** begin Record excerpts **

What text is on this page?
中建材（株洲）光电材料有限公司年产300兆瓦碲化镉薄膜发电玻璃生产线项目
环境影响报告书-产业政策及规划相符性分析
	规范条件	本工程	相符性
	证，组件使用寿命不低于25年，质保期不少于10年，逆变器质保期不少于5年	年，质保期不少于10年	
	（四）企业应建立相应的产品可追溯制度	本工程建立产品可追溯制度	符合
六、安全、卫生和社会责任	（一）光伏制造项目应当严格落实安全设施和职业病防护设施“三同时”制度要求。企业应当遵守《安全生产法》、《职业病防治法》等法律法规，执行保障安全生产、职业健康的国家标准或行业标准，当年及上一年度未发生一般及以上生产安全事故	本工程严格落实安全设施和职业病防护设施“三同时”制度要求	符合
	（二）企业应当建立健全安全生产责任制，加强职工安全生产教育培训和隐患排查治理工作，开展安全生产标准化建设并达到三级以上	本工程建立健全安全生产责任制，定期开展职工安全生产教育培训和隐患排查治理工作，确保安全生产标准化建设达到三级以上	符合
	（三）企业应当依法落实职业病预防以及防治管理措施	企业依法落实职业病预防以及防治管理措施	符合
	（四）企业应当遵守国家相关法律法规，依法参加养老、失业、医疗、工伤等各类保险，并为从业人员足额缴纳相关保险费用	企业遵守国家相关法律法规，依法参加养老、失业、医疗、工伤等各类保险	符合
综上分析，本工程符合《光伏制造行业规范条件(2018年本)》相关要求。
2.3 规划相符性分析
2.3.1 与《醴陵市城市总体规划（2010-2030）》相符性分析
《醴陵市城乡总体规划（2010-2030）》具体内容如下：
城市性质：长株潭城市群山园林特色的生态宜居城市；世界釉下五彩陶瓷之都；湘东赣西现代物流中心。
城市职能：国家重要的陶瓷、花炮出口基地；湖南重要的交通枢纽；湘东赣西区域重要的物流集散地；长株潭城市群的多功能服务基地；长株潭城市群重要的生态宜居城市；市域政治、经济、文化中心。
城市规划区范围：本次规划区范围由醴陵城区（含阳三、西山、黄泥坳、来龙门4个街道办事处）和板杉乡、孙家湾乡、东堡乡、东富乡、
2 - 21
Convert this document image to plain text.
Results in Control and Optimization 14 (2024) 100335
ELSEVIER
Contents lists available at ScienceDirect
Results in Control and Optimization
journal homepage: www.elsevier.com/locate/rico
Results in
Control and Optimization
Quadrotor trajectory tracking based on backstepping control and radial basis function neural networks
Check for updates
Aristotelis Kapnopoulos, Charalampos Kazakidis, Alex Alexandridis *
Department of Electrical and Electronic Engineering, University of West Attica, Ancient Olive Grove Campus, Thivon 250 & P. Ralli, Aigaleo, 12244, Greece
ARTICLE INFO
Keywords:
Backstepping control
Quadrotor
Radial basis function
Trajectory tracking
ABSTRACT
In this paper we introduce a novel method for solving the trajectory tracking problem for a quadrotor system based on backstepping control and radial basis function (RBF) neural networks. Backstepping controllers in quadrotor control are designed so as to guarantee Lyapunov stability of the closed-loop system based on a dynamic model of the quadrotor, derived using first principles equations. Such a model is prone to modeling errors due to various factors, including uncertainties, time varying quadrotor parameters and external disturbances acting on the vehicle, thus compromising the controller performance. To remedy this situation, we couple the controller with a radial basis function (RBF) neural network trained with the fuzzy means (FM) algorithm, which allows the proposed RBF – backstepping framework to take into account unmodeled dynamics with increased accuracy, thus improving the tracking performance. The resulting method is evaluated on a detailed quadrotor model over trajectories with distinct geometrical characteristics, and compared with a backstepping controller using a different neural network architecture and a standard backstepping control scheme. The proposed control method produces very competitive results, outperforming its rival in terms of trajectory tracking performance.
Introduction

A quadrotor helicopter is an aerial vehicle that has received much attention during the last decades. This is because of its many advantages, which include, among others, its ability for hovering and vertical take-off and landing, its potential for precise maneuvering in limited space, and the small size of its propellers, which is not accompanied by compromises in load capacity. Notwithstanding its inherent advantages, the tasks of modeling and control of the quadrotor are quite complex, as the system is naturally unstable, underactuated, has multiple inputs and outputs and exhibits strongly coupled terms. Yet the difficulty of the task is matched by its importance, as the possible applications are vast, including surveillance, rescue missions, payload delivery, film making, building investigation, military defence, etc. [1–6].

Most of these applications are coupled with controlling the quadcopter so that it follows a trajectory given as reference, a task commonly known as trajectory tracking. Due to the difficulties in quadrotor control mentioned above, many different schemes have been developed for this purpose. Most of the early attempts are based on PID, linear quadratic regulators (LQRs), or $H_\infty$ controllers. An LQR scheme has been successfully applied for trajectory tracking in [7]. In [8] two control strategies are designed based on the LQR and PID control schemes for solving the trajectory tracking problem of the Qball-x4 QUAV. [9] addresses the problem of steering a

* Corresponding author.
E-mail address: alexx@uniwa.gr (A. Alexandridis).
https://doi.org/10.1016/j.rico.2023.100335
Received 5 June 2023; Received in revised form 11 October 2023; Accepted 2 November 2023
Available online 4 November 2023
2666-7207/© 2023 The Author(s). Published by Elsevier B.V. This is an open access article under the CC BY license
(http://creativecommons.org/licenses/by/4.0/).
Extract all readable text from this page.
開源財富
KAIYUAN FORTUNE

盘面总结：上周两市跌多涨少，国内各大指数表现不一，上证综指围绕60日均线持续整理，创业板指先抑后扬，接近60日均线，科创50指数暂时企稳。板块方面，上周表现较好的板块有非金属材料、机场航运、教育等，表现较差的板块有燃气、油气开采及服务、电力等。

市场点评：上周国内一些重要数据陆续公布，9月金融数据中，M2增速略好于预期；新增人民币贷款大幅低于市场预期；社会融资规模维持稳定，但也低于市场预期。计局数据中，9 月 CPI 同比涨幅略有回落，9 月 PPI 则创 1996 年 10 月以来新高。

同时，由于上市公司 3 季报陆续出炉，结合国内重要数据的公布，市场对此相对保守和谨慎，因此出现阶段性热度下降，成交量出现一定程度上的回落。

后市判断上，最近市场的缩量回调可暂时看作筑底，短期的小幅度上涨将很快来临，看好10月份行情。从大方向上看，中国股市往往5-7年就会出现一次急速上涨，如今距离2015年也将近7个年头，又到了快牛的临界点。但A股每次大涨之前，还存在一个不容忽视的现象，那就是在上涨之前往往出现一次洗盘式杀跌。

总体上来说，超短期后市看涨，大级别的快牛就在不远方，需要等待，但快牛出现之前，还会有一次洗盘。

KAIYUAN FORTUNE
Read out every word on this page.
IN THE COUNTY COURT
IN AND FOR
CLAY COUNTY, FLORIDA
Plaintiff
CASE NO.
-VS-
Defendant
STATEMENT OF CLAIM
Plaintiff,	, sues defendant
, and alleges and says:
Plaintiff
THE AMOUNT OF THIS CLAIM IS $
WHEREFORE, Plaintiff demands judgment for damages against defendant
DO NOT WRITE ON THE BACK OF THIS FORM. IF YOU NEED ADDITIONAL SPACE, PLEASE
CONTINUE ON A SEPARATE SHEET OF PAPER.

** end Record excerpts **

All of the data must be returned exactly.

Full response:
What text is on this page?
中建材（株洲）光电材料有限公司年产300兆瓦碲化镉薄膜发电玻璃生产线项目
环境影响报告书-产业政策及规划相符性分析
	规范条件	本工程	相符性
	证，组件使用寿命不低于25年，质保期不少于10年，逆变器质保期不少于5年	年，质保期不少于10年	
	（四）企业应建立相应的产品可追溯制度	本工程建立产品可追溯制度	符合
六、安全、卫生和社会责任	（一）光伏制造项目应当严格落实安全设施和职业病防护设施“三同时”制度要求。企业应当遵守《安全生产法》、《职业病防治法》等法律法规，执行保障安全生产、职业健康的国家标准或行业标准，当年及上一年度未发生一般及以上生产安全事故	本工程严格落实安全设施和职业病防护设施“三同时”制度要求	符合
	（二）企业应当建立健全安全生产责任制，加强职工安全生产教育培训和隐患排查治理工作，开展安全生产标准化建设并达到三级以上	本工程建立健全安全生产责任制，定期开展职工安全生产教育培训和隐患排查治理工作，确保安全生产标准化建设达到三级以上	符合
	（三）企业应当依法落实职业病预防以及防治管理措施	企业依法落实职业病预防以及防治管理措施	符合
	（四）企业应当遵守国家相关法律法规，依法参加养老、失业、医疗、工伤等各类保险，并为从业人员足额缴纳相关保险费用	企业遵守国家相关法律法规，依法参加养老、失业、医疗、工伤等各类保险	符合
综上分析，本工程符合《光伏制造行业规范条件(2018年本)》相关要求。
2.3 规划相符性分析
2.3.1 与《醴陵市城市总体规划（2010-2030）》相符性分析
《醴陵市城乡总体规划（2010-2030）》具体内容如下：
城市性质：长株潭城市群山园林特色的生态宜居城市；世界釉下五彩陶瓷之都；湘东赣西现代物流中心。
城市职能：国家重要的陶瓷、花炮出口基地；湖南重要的交通枢纽；湘东赣西区域重要的物流集散地；长株潭城市群的多功能服务基地；长株潭城市群重要的生态宜居城市；市域政治、经济、文化中心。
城市规划区范围：本次规划区范围由醴陵城区（含阳三、西山、黄泥坳、来龙门4个街道办事处）和板杉乡、孙家湾乡、东堡乡、东富乡、
2 - 21
Convert this document image to plain text.
Results in Control and Optimization 14 (2024) 100335
ELSEVIER
Contents lists available at ScienceDirect
Results in Control and Optimization
journal homepage: www.elsevier.com/locate/rico
Results in
Control and Optimization
Quadrotor trajectory tracking based on backstepping control and radial basis function neural networks
Check for updates
Aristotelis Kapnopoulos, Charalampos Kazakidis, Alex Alexandridis *
Department of Electrical and Electronic Engineering, University of West Attica, Ancient Olive Grove Campus, Thivon 250 & P. Ralli, Aigaleo, 12244, Greece
ARTICLE INFO
Keywords:
Backstepping control
Quadrotor
Radial basis function
Trajectory tracking
ABSTRACT
In this paper we introduce a novel method for solving the trajectory tracking problem for a quadrotor system based on backstepping control and radial basis function (RBF) neural networks. Backstepping controllers in quadrotor control are designed so as to guarantee Lyapunov stability of the closed-loop system based on a dynamic model of the quadrotor, derived using first principles equations. Such a model is prone to modeling errors due to various factors, including uncertainties, time varying quadrotor parameters and external disturbances acting on the vehicle, thus compromising the controller performance. To remedy this situation, we couple the controller with a radial basis function (RBF) neural network trained with the fuzzy means (FM) algorithm, which allows the proposed RBF – backstepping framework to take into account unmodeled dynamics with increased accuracy, thus improving the tracking performance. The resulting method is evaluated on a detailed quadrotor model over trajectories with distinct geometrical characteristics, and compared with a backstepping controller using a different neural network architecture and a standard backstepping control scheme. The proposed control method produces very competitive results, outperforming its rival in terms of trajectory tracking performance.
Introduction

A quadrotor helicopter is an aerial vehicle that has received much attention during the last decades. This is because of its many advantages, which include, among others, its ability for hovering and vertical take-off and landing, its potential for precise maneuvering in limited space, and the small size of its propellers, which is not accompanied by compromises in load capacity. Notwithstanding its inherent advantages, the tasks of modeling and control of the quadrotor are quite complex, as the system is naturally unstable, underactuated, has multiple inputs and outputs and exhibits strongly coupled terms. Yet the difficulty of the task is matched by its importance, as the possible applications are vast, including surveillance, rescue missions, payload delivery, film making, building investigation, military defence, etc. [1–6].

Most of these applications are coupled with controlling the quadcopter so that it follows a trajectory given as reference, a task commonly known as trajectory tracking. Due to the difficulties in quadrotor control mentioned above, many different schemes have been developed for this purpose. Most of the early attempts are based on PID, linear quadratic regulators (LQRs), or $H_\infty$ controllers. An LQR scheme has been successfully applied for trajectory tracking in [7]. In [8] two control strategies are designed based on the LQR and PID control schemes for solving the trajectory tracking problem of the Qball-x4 QUAV. [9] addresses the problem of steering a

* Corresponding author.
E-mail address: alexx@uniwa.gr (A. Alexandridis).
https://doi.org/10.1016/j.rico.2023.100335
Received 5 June 2023; Received in revised form 11 October 2023; Accepted 2 November 2023
Available online 4 November 2023
2666-7207/© 2023 The Author(s). Published by Elsevier B.V. This is an open access article under the CC BY license
(http://creativecommons.org/licenses/by/4.0/).
Extract all readable text from this page.
開源財富
KAIYUAN FORTUNE

盘面总结：上周两市跌多涨少，国内各大指数表现不一，上证综指围绕60日均线持续整理，创业板指先抑后扬，接近60日均线，科创50指数暂时企稳。板块方面，上周表现较好的板块有非金属材料、机场航运、教育等，表现较差的板块有燃气、油气开采及服务、电力等。

市场点评：上周国内一些重要数据陆续公布，9月金融数据中，M2增速略好于预期；新增人民币贷款大幅低于市场预期；社会融资规模维持稳定，但也低于市场预期。计局数据中，9 月 CPI 同比涨幅略有回落，9 月 PPI 则创 1996 年 10 月以来新高。

同时，由于上市公司 3 季报陆续出炉，结合国内重要数据的公布，市场对此相对保守和谨慎，因此出现阶段性热度下降，成交量出现一定程度上的回落。

后市判断上，最近市场的缩量回调可暂时看作筑底，短期的小幅度上涨将很快来临，看好10月份行情。从大方向上看，中国股市往往5-7年就会出现一次急速上涨，如今距离2015年也将近7个年头，又到了快牛的临界点。但A股每次大涨之前，还存在一个不容忽视的现象，那就是在上涨之前往往出现一次洗盘式杀跌。

总体上来说，超短期后市看涨，大级别的快牛就在不远方，需要等待，但快牛出现之前，还会有一次洗盘。

KAIYUAN FORTUNE
Read out every word on this page.
IN THE COUNTY COURT
IN AND FOR
CLAY COUNTY, FLORIDA
Plaintiff
CASE NO.
-VS-
Defendant
STATEMENT OF CLAIM
Plaintiff,	, sues defendant
, and alleges and says:
Plaintiff
THE AMOUNT OF THIS CLAIM IS $
WHEREFORE, Plaintiff demands judgment for damages against defendant
DO NOT WRITE ON THE BACK OF THIS FORM. IF YOU NEED ADDITIONAL SPACE, PLEASE
CONTINUE ON A SEPARATE SHEET OF PAPER.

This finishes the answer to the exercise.